begin Records to process

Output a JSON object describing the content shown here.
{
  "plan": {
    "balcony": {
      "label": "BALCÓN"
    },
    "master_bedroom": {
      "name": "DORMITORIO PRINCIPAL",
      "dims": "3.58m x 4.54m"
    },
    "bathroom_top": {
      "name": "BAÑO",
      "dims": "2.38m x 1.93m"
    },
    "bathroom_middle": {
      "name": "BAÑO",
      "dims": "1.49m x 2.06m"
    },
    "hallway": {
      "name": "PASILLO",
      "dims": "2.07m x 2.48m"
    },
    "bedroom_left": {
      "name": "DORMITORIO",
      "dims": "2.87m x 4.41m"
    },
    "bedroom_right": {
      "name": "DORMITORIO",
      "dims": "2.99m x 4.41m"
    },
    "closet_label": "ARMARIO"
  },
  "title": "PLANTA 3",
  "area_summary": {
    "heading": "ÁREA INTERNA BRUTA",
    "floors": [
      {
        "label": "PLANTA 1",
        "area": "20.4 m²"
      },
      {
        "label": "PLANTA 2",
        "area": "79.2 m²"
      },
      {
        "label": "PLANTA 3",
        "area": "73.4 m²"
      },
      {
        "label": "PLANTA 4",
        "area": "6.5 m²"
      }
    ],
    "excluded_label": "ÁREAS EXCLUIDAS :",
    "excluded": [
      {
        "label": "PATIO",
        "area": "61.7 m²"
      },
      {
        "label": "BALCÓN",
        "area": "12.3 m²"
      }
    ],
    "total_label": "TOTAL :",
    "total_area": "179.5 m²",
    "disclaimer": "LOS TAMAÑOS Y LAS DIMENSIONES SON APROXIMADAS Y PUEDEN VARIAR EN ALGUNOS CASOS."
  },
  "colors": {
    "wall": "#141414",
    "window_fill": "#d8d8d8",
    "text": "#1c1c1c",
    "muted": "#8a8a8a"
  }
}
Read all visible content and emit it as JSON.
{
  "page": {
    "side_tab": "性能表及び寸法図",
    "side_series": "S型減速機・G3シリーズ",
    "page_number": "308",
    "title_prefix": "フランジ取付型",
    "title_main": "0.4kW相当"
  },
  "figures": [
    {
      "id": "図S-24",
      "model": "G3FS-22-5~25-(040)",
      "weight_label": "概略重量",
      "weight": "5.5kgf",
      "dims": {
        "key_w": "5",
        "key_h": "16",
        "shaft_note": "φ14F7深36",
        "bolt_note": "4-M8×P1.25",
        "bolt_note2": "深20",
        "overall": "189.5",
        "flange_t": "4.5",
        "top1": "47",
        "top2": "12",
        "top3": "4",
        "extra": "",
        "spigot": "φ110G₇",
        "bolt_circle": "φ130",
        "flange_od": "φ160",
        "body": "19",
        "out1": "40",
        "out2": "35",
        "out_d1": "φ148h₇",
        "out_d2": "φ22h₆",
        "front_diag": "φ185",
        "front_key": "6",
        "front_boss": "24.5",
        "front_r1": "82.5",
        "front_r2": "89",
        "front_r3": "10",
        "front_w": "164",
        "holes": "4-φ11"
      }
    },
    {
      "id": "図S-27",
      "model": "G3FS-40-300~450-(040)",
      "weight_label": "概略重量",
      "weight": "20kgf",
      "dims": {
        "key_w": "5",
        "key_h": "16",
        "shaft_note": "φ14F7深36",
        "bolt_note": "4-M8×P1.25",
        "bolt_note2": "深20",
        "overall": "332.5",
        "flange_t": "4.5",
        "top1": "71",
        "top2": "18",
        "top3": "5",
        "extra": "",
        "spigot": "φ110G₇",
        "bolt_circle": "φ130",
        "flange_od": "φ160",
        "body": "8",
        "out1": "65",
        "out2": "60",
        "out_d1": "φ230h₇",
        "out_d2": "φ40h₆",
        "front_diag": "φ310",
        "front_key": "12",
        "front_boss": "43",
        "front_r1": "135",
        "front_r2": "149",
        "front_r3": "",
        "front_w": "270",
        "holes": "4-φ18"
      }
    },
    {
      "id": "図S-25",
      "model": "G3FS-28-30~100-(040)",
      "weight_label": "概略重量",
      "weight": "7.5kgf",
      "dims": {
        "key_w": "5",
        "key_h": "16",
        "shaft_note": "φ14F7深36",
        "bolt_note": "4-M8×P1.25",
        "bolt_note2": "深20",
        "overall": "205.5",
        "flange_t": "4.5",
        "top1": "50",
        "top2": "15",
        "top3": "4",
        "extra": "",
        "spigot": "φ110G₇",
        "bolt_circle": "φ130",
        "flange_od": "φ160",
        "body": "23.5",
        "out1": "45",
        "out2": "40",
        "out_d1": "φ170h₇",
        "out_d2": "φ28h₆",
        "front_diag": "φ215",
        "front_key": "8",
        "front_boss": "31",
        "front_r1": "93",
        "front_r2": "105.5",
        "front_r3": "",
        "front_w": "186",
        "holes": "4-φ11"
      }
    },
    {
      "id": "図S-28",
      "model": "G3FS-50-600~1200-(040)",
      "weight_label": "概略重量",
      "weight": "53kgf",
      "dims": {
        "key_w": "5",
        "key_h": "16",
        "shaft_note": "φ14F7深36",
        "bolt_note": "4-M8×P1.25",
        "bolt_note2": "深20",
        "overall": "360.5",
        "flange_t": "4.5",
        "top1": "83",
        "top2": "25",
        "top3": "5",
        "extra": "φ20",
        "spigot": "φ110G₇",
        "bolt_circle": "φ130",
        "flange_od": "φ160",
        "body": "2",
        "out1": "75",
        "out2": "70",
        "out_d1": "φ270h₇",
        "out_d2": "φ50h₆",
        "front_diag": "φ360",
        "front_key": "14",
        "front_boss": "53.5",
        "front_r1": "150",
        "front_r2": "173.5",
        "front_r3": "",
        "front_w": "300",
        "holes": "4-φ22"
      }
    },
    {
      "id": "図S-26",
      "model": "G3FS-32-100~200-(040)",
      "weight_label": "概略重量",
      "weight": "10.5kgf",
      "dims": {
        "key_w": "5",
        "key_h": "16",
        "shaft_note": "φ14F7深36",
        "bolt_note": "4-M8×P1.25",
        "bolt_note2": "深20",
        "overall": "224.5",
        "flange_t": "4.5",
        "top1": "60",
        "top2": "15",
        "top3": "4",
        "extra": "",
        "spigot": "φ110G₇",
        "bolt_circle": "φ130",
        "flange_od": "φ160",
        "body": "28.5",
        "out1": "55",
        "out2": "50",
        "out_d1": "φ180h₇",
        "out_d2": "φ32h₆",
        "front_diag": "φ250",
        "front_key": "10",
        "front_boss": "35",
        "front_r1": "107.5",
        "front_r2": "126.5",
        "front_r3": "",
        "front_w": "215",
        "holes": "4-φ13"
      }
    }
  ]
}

end Records to process

Given request:
Copy every line of the listing where the word "overall" appears.

Full solution:
        "overall": "189.5",
        "overall": "332.5",
        "overall": "205.5",
        "overall": "360.5",
        "overall": "224.5",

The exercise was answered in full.